== SUPPLIED INFORMATION ==
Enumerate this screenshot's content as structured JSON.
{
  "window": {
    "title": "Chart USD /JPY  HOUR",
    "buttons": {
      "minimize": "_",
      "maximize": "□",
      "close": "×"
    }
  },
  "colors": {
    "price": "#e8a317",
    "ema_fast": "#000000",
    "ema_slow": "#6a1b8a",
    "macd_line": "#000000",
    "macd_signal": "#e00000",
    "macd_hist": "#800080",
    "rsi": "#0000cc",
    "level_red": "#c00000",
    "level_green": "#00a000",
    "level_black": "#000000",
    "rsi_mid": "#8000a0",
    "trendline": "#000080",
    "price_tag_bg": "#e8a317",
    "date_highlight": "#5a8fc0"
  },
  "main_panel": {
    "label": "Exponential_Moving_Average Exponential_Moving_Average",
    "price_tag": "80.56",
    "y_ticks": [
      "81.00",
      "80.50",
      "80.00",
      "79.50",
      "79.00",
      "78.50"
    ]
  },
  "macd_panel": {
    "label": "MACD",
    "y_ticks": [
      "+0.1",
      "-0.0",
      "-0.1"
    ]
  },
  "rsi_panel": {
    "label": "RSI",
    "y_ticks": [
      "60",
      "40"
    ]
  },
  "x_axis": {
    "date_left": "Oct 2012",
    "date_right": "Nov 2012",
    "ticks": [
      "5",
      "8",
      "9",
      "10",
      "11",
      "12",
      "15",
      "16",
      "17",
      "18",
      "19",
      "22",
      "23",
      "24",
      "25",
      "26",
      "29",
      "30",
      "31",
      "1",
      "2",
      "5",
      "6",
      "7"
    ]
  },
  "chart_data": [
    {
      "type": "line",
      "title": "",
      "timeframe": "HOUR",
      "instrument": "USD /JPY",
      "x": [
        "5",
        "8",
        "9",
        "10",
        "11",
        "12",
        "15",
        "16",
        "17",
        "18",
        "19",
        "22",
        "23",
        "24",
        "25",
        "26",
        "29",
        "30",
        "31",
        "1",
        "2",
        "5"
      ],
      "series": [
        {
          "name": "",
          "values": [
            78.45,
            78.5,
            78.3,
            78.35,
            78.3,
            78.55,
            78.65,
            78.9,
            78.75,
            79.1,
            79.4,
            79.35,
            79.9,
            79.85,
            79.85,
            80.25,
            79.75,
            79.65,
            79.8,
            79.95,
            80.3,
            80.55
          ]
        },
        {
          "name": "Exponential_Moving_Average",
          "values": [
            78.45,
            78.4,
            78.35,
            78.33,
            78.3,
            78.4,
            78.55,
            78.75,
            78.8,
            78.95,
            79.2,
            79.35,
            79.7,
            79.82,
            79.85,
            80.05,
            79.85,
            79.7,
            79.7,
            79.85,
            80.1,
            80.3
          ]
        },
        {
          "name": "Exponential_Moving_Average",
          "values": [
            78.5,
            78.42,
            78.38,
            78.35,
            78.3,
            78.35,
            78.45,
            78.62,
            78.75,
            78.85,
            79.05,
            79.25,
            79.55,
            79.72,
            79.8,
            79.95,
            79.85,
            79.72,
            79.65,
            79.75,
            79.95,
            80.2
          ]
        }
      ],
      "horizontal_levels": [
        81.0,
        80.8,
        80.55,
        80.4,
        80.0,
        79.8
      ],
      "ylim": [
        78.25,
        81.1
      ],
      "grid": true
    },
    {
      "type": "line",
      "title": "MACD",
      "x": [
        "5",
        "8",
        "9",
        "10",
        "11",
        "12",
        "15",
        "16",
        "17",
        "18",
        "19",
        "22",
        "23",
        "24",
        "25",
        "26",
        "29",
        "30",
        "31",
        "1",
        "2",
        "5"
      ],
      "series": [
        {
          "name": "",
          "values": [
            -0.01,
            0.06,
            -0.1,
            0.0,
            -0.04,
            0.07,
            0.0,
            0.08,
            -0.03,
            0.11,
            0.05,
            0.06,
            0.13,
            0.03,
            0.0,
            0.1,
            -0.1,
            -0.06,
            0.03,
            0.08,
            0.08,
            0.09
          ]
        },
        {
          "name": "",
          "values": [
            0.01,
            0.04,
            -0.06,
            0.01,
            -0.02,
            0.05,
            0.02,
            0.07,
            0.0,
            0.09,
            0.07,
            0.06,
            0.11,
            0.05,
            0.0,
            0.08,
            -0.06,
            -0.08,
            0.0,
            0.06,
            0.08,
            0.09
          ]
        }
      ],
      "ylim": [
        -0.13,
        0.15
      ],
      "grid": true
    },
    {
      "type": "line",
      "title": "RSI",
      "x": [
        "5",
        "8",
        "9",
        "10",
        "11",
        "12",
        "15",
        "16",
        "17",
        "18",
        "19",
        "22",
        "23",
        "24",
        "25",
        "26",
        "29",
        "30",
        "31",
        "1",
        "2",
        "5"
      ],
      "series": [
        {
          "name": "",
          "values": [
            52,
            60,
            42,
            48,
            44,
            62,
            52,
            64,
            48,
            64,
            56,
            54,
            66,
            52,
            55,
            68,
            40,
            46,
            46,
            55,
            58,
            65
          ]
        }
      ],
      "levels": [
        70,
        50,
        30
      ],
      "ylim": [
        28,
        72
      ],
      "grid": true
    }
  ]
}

== TASK DESCRIPTION ==
Go through the records above and retype each one exactly.

== FULL SOLUTION ==
Enumerate this screenshot's content as structured JSON.
{
  "window": {
    "title": "Chart USD /JPY  HOUR",
    "buttons": {
      "minimize": "_",
      "maximize": "□",
      "close": "×"
    }
  },
  "colors": {
    "price": "#e8a317",
    "ema_fast": "#000000",
    "ema_slow": "#6a1b8a",
    "macd_line": "#000000",
    "macd_signal": "#e00000",
    "macd_hist": "#800080",
    "rsi": "#0000cc",
    "level_red": "#c00000",
    "level_green": "#00a000",
    "level_black": "#000000",
    "rsi_mid": "#8000a0",
    "trendline": "#000080",
    "price_tag_bg": "#e8a317",
    "date_highlight": "#5a8fc0"
  },
  "main_panel": {
    "label": "Exponential_Moving_Average Exponential_Moving_Average",
    "price_tag": "80.56",
    "y_ticks": [
      "81.00",
      "80.50",
      "80.00",
      "79.50",
      "79.00",
      "78.50"
    ]
  },
  "macd_panel": {
    "label": "MACD",
    "y_ticks": [
      "+0.1",
      "-0.0",
      "-0.1"
    ]
  },
  "rsi_panel": {
    "label": "RSI",
    "y_ticks": [
      "60",
      "40"
    ]
  },
  "x_axis": {
    "date_left": "Oct 2012",
    "date_right": "Nov 2012",
    "ticks": [
      "5",
      "8",
      "9",
      "10",
      "11",
      "12",
      "15",
      "16",
      "17",
      "18",
      "19",
      "22",
      "23",
      "24",
      "25",
      "26",
      "29",
      "30",
      "31",
      "1",
      "2",
      "5",
      "6",
      "7"
    ]
  },
  "chart_data": [
    {
      "type": "line",
      "title": "",
      "timeframe": "HOUR",
      "instrument": "USD /JPY",
      "x": [
        "5",
        "8",
        "9",
        "10",
        "11",
        "12",
        "15",
        "16",
        "17",
        "18",
        "19",
        "22",
        "23",
        "24",
        "25",
        "26",
        "29",
        "30",
        "31",
        "1",
        "2",
        "5"
      ],
      "series": [
        {
          "name": "",
          "values": [
            78.45,
            78.5,
            78.3,
            78.35,
            78.3,
            78.55,
            78.65,
            78.9,
            78.75,
            79.1,
            79.4,
            79.35,
            79.9,
            79.85,
            79.85,
            80.25,
            79.75,
            79.65,
            79.8,
            79.95,
            80.3,
            80.55
          ]
        },
        {
          "name": "Exponential_Moving_Average",
          "values": [
            78.45,
            78.4,
            78.35,
            78.33,
            78.3,
            78.4,
            78.55,
            78.75,
            78.8,
            78.95,
            79.2,
            79.35,
            79.7,
            79.82,
            79.85,
            80.05,
            79.85,
            79.7,
            79.7,
            79.85,
            80.1,
            80.3
          ]
        },
        {
          "name": "Exponential_Moving_Average",
          "values": [
            78.5,
            78.42,
            78.38,
            78.35,
            78.3,
            78.35,
            78.45,
            78.62,
            78.75,
            78.85,
            79.05,
            79.25,
            79.55,
            79.72,
            79.8,
            79.95,
            79.85,
            79.72,
            79.65,
            79.75,
            79.95,
            80.2
          ]
        }
      ],
      "horizontal_levels": [
        81.0,
        80.8,
        80.55,
        80.4,
        80.0,
        79.8
      ],
      "ylim": [
        78.25,
        81.1
      ],
      "grid": true
    },
    {
      "type": "line",
      "title": "MACD",
      "x": [
        "5",
        "8",
        "9",
        "10",
        "11",
        "12",
        "15",
        "16",
        "17",
        "18",
        "19",
        "22",
        "23",
        "24",
        "25",
        "26",
        "29",
        "30",
        "31",
        "1",
        "2",
        "5"
      ],
      "series": [
        {
          "name": "",
          "values": [
            -0.01,
            0.06,
            -0.1,
            0.0,
            -0.04,
            0.07,
            0.0,
            0.08,
            -0.03,
            0.11,
            0.05,
            0.06,
            0.13,
            0.03,
            0.0,
            0.1,
            -0.1,
            -0.06,
            0.03,
            0.08,
            0.08,
            0.09
          ]
        },
        {
          "name": "",
          "values": [
            0.01,
            0.04,
            -0.06,
            0.01,
            -0.02,
            0.05,
            0.02,
            0.07,
            0.0,
            0.09,
            0.07,
            0.06,
            0.11,
            0.05,
            0.0,
            0.08,
            -0.06,
            -0.08,
            0.0,
            0.06,
            0.08,
            0.09
          ]
        }
      ],
      "ylim": [
        -0.13,
        0.15
      ],
      "grid": true
    },
    {
      "type": "line",
      "title": "RSI",
      "x": [
        "5",
        "8",
        "9",
        "10",
        "11",
        "12",
        "15",
        "16",
        "17",
        "18",
        "19",
        "22",
        "23",
        "24",
        "25",
        "26",
        "29",
        "30",
        "31",
        "1",
        "2",
        "5"
      ],
      "series": [
        {
          "name": "",
          "values": [
            52,
            60,
            42,
            48,
            44,
            62,
            52,
            64,
            48,
            64,
            56,
            54,
            66,
            52,
            55,
            68,
            40,
            46,
            46,
            55,
            58,
            65
          ]
        }
      ],
      "levels": [
        70,
        50,
        30
      ],
      "ylim": [
        28,
        72
      ],
      "grid": true
    }
  ]
}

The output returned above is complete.